What the exercise asks —
Return all lines below containing the word "JSON".
/---
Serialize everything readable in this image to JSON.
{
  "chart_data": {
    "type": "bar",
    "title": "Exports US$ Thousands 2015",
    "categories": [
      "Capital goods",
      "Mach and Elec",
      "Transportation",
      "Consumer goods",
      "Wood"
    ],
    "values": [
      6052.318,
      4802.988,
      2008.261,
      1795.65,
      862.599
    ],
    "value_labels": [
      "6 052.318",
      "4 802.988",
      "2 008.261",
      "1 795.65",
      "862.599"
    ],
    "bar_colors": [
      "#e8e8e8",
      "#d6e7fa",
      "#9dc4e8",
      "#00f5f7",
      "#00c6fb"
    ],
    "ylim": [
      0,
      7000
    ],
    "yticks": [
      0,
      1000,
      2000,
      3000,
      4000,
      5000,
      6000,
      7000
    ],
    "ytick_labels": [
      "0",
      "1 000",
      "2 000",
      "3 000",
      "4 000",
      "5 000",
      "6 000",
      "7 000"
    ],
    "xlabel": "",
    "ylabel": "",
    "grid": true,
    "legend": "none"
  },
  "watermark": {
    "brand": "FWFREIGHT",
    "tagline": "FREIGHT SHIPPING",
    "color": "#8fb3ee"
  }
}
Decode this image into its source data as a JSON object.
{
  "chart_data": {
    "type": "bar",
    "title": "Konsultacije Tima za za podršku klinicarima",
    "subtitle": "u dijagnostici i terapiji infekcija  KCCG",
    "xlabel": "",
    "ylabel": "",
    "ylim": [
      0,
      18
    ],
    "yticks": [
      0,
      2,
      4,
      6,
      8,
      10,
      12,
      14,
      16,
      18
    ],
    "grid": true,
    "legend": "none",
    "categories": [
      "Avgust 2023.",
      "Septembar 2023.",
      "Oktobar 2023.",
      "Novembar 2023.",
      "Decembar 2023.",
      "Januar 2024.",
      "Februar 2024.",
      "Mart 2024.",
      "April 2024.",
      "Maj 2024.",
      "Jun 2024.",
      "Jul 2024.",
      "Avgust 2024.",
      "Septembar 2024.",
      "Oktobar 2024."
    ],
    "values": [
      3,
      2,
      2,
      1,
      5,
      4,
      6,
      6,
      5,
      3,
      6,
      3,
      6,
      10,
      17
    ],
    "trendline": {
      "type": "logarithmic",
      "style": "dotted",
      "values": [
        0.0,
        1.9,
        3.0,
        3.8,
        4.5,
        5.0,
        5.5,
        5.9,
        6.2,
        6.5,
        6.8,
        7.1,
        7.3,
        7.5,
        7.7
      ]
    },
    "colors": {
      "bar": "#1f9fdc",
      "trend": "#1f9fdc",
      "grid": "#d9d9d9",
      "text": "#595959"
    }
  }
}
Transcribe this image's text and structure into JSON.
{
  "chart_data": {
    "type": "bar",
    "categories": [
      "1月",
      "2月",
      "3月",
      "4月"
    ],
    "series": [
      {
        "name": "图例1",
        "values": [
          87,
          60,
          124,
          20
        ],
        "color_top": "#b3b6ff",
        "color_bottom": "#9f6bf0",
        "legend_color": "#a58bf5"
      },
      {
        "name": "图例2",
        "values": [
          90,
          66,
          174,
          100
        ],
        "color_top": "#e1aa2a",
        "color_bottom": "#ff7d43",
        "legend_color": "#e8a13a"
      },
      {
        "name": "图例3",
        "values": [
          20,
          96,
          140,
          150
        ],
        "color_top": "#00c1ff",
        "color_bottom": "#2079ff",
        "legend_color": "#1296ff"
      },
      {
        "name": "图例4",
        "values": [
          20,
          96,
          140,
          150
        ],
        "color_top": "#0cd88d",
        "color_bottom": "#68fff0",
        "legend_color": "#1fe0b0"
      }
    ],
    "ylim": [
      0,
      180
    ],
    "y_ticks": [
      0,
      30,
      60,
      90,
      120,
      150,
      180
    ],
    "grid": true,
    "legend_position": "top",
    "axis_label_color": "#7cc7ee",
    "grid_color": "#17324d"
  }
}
\---
Solution for this task —
Serialize everything readable in this image to JSON.
Decode this image into its source data as a JSON object.
Transcribe this image's text and structure into JSON.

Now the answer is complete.